Chart and figure data
☆ ☆ ☆
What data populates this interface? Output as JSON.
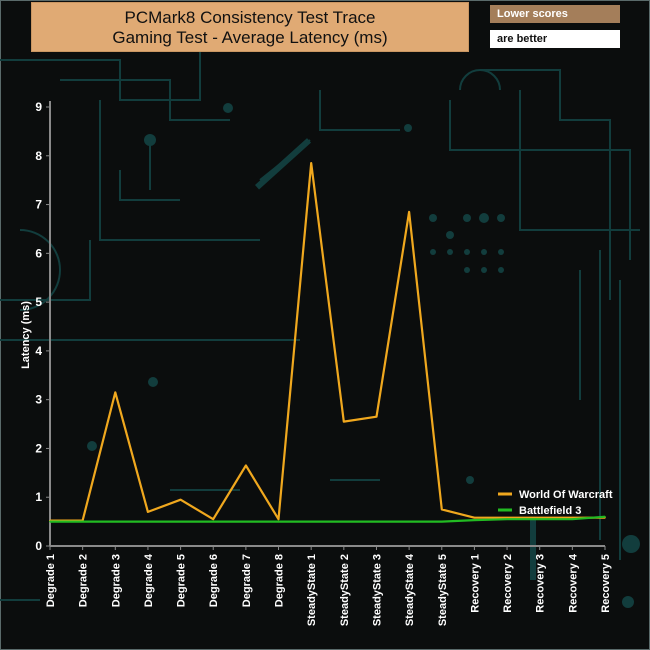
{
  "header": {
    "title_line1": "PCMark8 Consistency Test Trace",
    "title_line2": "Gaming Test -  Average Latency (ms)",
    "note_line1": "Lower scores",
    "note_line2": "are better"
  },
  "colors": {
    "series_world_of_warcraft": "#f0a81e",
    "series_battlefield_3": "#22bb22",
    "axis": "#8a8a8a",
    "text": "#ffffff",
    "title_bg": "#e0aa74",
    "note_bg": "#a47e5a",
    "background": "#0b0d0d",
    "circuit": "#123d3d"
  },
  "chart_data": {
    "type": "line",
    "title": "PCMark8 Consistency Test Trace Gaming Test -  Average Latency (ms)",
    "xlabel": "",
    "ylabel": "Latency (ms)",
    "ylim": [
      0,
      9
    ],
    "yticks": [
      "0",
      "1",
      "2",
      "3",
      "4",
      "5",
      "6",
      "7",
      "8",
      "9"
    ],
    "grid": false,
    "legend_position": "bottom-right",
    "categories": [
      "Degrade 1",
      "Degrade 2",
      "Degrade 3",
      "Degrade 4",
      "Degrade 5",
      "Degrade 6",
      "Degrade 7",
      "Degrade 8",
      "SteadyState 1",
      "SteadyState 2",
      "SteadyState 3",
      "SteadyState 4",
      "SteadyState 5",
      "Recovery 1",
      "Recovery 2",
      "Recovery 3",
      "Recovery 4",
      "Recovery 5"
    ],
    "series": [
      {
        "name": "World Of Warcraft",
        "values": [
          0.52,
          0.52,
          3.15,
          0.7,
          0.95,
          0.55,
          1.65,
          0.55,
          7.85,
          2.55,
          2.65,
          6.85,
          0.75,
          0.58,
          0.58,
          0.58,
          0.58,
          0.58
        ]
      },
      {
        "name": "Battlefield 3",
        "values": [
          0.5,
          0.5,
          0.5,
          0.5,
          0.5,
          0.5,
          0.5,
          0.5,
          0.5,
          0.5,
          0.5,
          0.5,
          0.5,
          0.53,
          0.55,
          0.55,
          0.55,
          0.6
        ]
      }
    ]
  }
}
☆ ☆ ☆
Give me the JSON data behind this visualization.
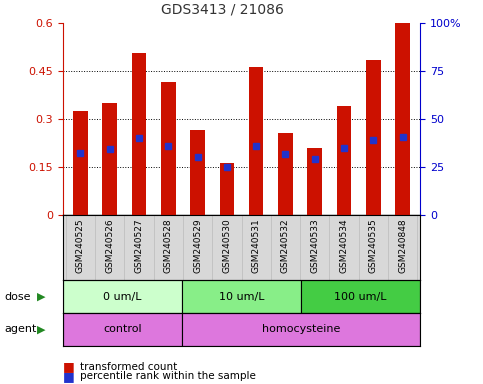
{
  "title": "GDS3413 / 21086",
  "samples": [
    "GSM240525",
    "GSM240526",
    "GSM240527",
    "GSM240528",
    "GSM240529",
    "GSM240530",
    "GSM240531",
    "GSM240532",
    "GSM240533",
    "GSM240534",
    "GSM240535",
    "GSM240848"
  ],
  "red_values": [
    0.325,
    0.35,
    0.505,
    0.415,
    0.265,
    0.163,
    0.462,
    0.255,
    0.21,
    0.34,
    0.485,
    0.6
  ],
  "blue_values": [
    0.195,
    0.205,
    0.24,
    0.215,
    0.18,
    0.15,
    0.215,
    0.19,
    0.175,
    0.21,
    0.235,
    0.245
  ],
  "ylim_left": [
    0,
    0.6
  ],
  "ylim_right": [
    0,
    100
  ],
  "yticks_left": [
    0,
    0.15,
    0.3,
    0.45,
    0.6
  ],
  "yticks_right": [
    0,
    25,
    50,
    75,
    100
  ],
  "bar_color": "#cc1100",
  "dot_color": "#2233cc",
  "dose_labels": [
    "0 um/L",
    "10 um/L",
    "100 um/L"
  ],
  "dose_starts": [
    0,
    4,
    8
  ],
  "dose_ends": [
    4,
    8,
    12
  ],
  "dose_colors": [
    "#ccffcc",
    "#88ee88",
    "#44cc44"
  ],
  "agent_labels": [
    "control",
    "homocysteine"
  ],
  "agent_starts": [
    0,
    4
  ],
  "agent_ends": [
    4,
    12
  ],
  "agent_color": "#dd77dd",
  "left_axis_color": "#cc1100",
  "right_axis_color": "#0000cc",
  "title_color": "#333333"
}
☆ ☆ ☆
What is asked: Say only how many lines in the records carry the word "JSON".

Exercise output: 2